WORK TO DO: Print the listing that follows, character for character.

SUPPLIED DATA:

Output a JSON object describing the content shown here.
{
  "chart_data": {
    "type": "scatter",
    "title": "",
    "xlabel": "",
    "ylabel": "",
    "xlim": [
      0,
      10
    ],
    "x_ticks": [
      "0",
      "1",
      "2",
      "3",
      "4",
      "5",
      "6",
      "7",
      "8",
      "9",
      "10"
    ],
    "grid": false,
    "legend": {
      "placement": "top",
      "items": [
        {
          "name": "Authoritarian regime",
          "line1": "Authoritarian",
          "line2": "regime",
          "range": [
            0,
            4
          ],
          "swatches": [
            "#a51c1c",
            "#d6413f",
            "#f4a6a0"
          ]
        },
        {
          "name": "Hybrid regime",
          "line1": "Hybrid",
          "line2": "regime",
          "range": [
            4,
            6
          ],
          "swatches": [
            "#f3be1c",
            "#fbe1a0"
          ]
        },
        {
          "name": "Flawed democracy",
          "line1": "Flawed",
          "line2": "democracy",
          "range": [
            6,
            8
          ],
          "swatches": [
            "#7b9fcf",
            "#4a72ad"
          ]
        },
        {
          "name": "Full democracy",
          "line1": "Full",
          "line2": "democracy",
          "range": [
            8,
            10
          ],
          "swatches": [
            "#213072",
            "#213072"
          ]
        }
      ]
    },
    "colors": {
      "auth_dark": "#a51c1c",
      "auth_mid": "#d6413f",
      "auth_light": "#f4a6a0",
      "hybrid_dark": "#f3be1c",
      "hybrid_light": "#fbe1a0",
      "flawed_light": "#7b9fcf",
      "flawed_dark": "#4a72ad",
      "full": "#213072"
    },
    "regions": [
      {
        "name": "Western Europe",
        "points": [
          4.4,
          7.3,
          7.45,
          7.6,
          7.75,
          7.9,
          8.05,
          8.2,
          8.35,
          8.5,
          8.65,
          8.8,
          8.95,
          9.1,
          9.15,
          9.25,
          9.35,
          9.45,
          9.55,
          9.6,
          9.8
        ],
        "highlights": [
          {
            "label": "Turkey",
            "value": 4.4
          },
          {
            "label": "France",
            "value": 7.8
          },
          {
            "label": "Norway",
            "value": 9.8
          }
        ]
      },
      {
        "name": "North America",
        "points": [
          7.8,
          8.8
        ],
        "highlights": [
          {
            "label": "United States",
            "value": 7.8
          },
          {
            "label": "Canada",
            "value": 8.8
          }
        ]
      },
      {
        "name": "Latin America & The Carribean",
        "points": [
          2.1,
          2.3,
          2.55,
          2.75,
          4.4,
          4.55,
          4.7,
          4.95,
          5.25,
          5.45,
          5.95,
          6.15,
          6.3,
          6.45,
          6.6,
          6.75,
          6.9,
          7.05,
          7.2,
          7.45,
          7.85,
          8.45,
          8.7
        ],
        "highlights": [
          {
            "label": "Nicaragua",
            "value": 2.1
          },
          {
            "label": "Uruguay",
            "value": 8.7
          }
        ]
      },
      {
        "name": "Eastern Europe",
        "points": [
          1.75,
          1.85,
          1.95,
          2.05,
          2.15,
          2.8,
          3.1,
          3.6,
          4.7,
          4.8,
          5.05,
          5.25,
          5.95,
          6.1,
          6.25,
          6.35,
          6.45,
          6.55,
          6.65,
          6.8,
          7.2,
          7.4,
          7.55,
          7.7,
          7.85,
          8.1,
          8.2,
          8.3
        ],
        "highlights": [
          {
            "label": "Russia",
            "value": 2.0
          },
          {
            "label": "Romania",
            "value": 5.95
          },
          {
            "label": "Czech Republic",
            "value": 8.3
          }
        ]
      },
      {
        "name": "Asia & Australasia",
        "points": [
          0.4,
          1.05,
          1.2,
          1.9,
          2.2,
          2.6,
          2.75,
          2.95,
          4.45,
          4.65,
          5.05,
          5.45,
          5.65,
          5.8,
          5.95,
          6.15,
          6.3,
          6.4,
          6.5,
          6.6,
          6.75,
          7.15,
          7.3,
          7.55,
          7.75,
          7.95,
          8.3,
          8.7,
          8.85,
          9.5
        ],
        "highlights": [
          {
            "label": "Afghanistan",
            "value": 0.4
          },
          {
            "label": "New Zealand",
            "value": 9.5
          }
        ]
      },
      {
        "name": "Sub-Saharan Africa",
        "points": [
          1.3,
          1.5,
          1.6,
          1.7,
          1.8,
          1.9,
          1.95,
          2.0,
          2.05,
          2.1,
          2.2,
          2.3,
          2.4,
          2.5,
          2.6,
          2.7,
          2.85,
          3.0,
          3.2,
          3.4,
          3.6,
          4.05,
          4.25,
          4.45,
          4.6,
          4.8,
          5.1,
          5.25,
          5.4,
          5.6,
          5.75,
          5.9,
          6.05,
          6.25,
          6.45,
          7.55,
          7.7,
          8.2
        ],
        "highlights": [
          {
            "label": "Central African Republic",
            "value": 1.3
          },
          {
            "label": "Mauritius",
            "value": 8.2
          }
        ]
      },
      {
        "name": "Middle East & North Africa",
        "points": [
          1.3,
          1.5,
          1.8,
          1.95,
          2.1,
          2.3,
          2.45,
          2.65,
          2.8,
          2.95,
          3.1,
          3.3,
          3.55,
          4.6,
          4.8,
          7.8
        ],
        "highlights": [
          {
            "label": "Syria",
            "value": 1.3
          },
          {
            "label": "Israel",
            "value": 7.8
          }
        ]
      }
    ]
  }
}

WRITTEN SOLUTION:
Output a JSON object describing the content shown here.
{
  "chart_data": {
    "type": "scatter",
    "title": "",
    "xlabel": "",
    "ylabel": "",
    "xlim": [
      0,
      10
    ],
    "x_ticks": [
      "0",
      "1",
      "2",
      "3",
      "4",
      "5",
      "6",
      "7",
      "8",
      "9",
      "10"
    ],
    "grid": false,
    "legend": {
      "placement": "top",
      "items": [
        {
          "name": "Authoritarian regime",
          "line1": "Authoritarian",
          "line2": "regime",
          "range": [
            0,
            4
          ],
          "swatches": [
            "#a51c1c",
            "#d6413f",
            "#f4a6a0"
          ]
        },
        {
          "name": "Hybrid regime",
          "line1": "Hybrid",
          "line2": "regime",
          "range": [
            4,
            6
          ],
          "swatches": [
            "#f3be1c",
            "#fbe1a0"
          ]
        },
        {
          "name": "Flawed democracy",
          "line1": "Flawed",
          "line2": "democracy",
          "range": [
            6,
            8
          ],
          "swatches": [
            "#7b9fcf",
            "#4a72ad"
          ]
        },
        {
          "name": "Full democracy",
          "line1": "Full",
          "line2": "democracy",
          "range": [
            8,
            10
          ],
          "swatches": [
            "#213072",
            "#213072"
          ]
        }
      ]
    },
    "colors": {
      "auth_dark": "#a51c1c",
      "auth_mid": "#d6413f",
      "auth_light": "#f4a6a0",
      "hybrid_dark": "#f3be1c",
      "hybrid_light": "#fbe1a0",
      "flawed_light": "#7b9fcf",
      "flawed_dark": "#4a72ad",
      "full": "#213072"
    },
    "regions": [
      {
        "name": "Western Europe",
        "points": [
          4.4,
          7.3,
          7.45,
          7.6,
          7.75,
          7.9,
          8.05,
          8.2,
          8.35,
          8.5,
          8.65,
          8.8,
          8.95,
          9.1,
          9.15,
          9.25,
          9.35,
          9.45,
          9.55,
          9.6,
          9.8
        ],
        "highlights": [
          {
            "label": "Turkey",
            "value": 4.4
          },
          {
            "label": "France",
            "value": 7.8
          },
          {
            "label": "Norway",
            "value": 9.8
          }
        ]
      },
      {
        "name": "North America",
        "points": [
          7.8,
          8.8
        ],
        "highlights": [
          {
            "label": "United States",
            "value": 7.8
          },
          {
            "label": "Canada",
            "value": 8.8
          }
        ]
      },
      {
        "name": "Latin America & The Carribean",
        "points": [
          2.1,
          2.3,
          2.55,
          2.75,
          4.4,
          4.55,
          4.7,
          4.95,
          5.25,
          5.45,
          5.95,
          6.15,
          6.3,
          6.45,
          6.6,
          6.75,
          6.9,
          7.05,
          7.2,
          7.45,
          7.85,
          8.45,
          8.7
        ],
        "highlights": [
          {
            "label": "Nicaragua",
            "value": 2.1
          },
          {
            "label": "Uruguay",
            "value": 8.7
          }
        ]
      },
      {
        "name": "Eastern Europe",
        "points": [
          1.75,
          1.85,
          1.95,
          2.05,
          2.15,
          2.8,
          3.1,
          3.6,
          4.7,
          4.8,
          5.05,
          5.25,
          5.95,
          6.1,
          6.25,
          6.35,
          6.45,
          6.55,
          6.65,
          6.8,
          7.2,
          7.4,
          7.55,
          7.7,
          7.85,
          8.1,
          8.2,
          8.3
        ],
        "highlights": [
          {
            "label": "Russia",
            "value": 2.0
          },
          {
            "label": "Romania",
            "value": 5.95
          },
          {
            "label": "Czech Republic",
            "value": 8.3
          }
        ]
      },
      {
        "name": "Asia & Australasia",
        "points": [
          0.4,
          1.05,
          1.2,
          1.9,
          2.2,
          2.6,
          2.75,
          2.95,
          4.45,
          4.65,
          5.05,
          5.45,
          5.65,
          5.8,
          5.95,
          6.15,
          6.3,
          6.4,
          6.5,
          6.6,
          6.75,
          7.15,
          7.3,
          7.55,
          7.75,
          7.95,
          8.3,
          8.7,
          8.85,
          9.5
        ],
        "highlights": [
          {
            "label": "Afghanistan",
            "value": 0.4
          },
          {
            "label": "New Zealand",
            "value": 9.5
          }
        ]
      },
      {
        "name": "Sub-Saharan Africa",
        "points": [
          1.3,
          1.5,
          1.6,
          1.7,
          1.8,
          1.9,
          1.95,
          2.0,
          2.05,
          2.1,
          2.2,
          2.3,
          2.4,
          2.5,
          2.6,
          2.7,
          2.85,
          3.0,
          3.2,
          3.4,
          3.6,
          4.05,
          4.25,
          4.45,
          4.6,
          4.8,
          5.1,
          5.25,
          5.4,
          5.6,
          5.75,
          5.9,
          6.05,
          6.25,
          6.45,
          7.55,
          7.7,
          8.2
        ],
        "highlights": [
          {
            "label": "Central African Republic",
            "value": 1.3
          },
          {
            "label": "Mauritius",
            "value": 8.2
          }
        ]
      },
      {
        "name": "Middle East & North Africa",
        "points": [
          1.3,
          1.5,
          1.8,
          1.95,
          2.1,
          2.3,
          2.45,
          2.65,
          2.8,
          2.95,
          3.1,
          3.3,
          3.55,
          4.6,
          4.8,
          7.8
        ],
        "highlights": [
          {
            "label": "Syria",
            "value": 1.3
          },
          {
            "label": "Israel",
            "value": 7.8
          }
        ]
      }
    ]
  }
}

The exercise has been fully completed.